Extracted material ->

★ ★ ★ ★ ★

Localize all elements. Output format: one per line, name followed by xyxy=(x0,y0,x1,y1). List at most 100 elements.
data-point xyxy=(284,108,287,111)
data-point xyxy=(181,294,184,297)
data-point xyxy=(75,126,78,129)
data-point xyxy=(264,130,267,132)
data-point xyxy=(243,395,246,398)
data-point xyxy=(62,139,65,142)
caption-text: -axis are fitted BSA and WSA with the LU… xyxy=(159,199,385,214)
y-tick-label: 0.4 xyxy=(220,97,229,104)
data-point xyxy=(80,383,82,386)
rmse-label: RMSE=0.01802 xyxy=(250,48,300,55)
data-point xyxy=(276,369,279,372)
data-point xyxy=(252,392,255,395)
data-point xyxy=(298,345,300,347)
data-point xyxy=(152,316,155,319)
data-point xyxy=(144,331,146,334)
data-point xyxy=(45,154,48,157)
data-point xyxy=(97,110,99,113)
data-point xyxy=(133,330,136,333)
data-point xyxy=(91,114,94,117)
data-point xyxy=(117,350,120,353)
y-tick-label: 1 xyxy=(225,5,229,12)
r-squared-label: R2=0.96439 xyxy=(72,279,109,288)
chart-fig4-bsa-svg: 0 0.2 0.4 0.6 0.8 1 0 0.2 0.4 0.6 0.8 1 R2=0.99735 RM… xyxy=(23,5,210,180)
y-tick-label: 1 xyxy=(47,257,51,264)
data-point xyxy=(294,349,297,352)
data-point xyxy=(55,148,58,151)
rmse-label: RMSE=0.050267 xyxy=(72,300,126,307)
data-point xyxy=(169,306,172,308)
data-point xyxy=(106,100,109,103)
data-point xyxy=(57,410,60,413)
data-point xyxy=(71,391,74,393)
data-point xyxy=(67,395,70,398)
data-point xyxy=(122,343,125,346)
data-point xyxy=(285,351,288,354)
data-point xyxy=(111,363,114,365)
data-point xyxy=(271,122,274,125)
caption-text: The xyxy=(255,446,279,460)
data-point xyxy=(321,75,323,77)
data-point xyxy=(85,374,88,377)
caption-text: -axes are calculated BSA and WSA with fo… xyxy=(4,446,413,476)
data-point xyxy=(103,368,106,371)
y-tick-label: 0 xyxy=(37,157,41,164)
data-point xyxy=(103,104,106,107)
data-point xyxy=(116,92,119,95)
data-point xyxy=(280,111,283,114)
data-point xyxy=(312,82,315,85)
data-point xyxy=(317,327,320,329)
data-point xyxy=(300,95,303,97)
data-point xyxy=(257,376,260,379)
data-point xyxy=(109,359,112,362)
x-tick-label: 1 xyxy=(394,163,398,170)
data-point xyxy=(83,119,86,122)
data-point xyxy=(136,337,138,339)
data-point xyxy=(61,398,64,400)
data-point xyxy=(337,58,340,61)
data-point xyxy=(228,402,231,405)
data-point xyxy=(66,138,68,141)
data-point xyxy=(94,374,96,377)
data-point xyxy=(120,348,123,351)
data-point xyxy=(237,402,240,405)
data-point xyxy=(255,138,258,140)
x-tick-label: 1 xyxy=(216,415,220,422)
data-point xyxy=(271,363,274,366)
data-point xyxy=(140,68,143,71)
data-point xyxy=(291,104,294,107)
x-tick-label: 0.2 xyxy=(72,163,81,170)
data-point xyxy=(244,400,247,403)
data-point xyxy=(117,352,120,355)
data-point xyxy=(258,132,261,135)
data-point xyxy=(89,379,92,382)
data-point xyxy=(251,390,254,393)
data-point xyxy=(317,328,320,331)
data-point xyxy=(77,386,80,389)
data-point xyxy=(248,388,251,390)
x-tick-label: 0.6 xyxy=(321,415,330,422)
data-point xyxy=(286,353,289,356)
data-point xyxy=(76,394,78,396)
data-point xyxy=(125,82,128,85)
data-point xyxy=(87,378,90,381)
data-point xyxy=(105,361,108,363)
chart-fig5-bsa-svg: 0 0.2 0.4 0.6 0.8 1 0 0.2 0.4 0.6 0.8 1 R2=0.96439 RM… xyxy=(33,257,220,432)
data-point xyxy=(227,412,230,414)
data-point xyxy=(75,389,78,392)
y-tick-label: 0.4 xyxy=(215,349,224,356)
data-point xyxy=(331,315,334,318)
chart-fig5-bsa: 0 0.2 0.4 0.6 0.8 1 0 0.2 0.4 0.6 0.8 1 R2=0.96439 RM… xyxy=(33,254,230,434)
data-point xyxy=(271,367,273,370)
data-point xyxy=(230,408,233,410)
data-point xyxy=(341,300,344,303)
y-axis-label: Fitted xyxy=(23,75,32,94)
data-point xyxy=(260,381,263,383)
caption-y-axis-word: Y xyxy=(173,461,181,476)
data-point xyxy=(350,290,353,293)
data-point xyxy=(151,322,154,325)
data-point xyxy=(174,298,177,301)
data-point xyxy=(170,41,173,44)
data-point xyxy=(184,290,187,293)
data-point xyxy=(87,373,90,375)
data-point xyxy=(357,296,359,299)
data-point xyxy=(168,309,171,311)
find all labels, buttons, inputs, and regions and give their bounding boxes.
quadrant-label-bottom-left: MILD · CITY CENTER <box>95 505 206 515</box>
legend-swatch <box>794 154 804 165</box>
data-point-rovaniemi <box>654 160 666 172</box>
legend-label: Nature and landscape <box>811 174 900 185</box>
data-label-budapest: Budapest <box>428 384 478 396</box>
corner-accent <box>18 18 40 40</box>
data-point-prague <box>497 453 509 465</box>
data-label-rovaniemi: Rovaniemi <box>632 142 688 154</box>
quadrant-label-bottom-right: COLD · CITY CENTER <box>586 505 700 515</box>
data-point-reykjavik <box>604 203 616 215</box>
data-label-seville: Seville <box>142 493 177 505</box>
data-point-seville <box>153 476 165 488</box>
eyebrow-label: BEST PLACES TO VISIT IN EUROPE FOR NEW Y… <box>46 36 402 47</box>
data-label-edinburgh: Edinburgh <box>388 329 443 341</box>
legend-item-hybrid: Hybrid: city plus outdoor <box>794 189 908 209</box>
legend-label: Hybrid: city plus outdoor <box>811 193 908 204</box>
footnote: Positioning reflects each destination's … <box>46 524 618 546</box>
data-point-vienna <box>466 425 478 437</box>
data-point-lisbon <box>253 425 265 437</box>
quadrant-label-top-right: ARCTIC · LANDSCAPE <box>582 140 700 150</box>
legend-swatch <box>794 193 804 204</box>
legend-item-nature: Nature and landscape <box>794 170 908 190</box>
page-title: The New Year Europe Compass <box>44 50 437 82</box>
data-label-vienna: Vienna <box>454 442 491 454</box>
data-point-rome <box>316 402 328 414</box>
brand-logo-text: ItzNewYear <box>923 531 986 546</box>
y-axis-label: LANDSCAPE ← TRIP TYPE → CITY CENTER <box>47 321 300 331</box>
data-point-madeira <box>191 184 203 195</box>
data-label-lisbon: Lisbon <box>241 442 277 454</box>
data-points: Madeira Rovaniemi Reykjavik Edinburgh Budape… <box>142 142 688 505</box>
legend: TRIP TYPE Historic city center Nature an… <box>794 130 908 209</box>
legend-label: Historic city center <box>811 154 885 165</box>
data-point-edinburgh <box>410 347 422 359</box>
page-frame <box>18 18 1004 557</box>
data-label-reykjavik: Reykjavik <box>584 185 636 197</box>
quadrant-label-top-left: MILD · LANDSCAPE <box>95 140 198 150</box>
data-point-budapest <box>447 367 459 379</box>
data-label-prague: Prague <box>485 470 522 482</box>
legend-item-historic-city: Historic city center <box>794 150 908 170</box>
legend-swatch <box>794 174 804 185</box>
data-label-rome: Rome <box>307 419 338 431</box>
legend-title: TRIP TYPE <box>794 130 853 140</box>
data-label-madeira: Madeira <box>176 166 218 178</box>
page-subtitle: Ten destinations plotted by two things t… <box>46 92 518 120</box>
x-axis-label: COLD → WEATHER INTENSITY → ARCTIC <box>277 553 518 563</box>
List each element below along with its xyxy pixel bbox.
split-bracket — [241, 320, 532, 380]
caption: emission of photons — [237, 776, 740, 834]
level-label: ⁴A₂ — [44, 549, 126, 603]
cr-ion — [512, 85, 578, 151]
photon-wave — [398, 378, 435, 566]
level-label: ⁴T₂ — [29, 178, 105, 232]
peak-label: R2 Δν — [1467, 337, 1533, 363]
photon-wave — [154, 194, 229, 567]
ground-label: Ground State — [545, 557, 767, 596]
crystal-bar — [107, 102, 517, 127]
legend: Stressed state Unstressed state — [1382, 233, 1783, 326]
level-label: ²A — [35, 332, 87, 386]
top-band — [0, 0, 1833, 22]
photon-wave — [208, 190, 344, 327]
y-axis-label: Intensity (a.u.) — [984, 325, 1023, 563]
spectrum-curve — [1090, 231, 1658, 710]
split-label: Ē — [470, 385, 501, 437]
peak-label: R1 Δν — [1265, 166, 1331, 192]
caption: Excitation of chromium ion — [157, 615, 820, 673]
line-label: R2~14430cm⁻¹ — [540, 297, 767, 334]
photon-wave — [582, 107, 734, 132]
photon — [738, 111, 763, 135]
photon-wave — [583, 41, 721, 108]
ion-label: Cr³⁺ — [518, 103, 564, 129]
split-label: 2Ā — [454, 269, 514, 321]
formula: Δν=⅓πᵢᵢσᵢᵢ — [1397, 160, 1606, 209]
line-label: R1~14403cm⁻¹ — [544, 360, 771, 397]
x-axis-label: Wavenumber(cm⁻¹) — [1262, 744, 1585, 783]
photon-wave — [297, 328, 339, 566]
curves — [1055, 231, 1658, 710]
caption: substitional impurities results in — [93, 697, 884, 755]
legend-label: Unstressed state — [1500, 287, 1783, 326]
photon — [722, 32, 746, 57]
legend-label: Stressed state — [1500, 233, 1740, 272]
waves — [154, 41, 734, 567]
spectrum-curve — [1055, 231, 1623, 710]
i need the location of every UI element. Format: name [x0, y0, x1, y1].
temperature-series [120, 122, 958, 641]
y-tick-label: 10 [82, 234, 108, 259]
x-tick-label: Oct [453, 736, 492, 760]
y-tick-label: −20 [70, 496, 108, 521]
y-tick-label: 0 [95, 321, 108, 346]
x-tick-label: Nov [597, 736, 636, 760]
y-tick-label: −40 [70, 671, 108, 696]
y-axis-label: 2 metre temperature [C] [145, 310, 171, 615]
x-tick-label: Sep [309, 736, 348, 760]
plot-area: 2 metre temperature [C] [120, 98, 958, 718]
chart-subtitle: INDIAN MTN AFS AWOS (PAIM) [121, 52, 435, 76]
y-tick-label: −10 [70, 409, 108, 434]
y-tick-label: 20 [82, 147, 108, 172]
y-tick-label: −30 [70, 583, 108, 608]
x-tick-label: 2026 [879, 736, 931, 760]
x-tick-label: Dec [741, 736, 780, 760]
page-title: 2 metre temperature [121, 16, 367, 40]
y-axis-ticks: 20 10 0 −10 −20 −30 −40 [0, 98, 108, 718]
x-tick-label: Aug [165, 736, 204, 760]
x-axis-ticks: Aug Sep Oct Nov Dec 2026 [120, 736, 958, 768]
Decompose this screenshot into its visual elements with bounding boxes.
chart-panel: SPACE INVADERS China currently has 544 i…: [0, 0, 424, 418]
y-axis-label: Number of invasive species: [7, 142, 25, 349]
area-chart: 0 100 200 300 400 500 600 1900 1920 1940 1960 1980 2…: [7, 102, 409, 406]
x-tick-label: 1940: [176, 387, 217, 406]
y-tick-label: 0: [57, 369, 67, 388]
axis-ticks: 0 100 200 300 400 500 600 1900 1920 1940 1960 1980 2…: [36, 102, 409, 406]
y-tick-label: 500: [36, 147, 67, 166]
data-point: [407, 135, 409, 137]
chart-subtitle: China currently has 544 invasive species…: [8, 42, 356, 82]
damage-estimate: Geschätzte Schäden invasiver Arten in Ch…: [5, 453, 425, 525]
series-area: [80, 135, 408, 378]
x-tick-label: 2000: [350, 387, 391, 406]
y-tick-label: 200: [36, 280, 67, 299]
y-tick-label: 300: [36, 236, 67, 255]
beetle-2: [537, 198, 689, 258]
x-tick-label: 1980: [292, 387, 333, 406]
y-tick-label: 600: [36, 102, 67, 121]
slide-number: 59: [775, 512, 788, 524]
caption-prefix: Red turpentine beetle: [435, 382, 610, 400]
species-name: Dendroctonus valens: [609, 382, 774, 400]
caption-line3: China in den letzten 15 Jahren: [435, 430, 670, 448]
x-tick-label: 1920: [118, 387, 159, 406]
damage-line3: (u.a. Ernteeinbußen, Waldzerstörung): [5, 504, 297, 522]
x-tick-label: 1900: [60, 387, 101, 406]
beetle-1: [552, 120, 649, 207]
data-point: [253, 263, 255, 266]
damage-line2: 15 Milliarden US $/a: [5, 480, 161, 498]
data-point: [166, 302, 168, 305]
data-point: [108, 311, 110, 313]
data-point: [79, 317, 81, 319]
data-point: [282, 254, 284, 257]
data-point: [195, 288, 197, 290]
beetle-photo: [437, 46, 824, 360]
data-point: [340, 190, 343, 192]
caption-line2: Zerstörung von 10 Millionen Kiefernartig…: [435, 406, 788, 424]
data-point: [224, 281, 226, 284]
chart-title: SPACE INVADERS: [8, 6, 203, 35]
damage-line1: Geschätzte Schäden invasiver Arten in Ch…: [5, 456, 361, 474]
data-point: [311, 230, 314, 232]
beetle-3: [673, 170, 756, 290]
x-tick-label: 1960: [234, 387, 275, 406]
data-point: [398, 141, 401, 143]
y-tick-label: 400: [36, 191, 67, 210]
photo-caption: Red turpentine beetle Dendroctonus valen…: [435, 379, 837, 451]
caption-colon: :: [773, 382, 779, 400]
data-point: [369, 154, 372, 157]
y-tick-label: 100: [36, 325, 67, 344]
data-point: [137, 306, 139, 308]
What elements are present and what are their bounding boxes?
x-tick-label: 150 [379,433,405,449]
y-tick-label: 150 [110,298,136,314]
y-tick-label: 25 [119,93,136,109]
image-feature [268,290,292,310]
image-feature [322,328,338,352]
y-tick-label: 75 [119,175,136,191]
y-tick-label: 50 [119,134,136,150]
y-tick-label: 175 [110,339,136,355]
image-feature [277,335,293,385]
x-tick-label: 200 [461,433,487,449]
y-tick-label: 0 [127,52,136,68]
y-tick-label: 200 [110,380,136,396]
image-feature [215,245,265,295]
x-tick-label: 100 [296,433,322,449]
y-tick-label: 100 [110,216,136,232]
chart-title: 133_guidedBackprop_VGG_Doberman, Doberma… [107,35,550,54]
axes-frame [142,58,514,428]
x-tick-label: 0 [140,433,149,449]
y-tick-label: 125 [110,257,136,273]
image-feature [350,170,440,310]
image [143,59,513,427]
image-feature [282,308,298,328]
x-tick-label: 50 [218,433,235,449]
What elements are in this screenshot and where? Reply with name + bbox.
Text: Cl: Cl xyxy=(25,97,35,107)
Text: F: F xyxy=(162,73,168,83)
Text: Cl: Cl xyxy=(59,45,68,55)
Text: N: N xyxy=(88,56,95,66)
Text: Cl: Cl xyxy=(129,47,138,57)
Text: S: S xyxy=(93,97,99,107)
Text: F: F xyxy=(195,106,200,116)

★ ★ ★ ★ ★

Task prompt -> Reproduce the data word for word, starting at its first line and ending with the line containing "data-point xyxy=(97,110,99,113)", with that line included.

Written solution ->
Localize all elements. Output format: one per line, name followed by xyxy=(x0,y0,x1,y1). List at most 100 elements.
data-point xyxy=(284,108,287,111)
data-point xyxy=(181,294,184,297)
data-point xyxy=(75,126,78,129)
data-point xyxy=(264,130,267,132)
data-point xyxy=(243,395,246,398)
data-point xyxy=(62,139,65,142)
caption-text: -axis are fitted BSA and WSA with the LU… xyxy=(159,199,385,214)
y-tick-label: 0.4 xyxy=(220,97,229,104)
data-point xyxy=(80,383,82,386)
rmse-label: RMSE=0.01802 xyxy=(250,48,300,55)
data-point xyxy=(276,369,279,372)
data-point xyxy=(252,392,255,395)
data-point xyxy=(298,345,300,347)
data-point xyxy=(152,316,155,319)
data-point xyxy=(144,331,146,334)
data-point xyxy=(45,154,48,157)
data-point xyxy=(97,110,99,113)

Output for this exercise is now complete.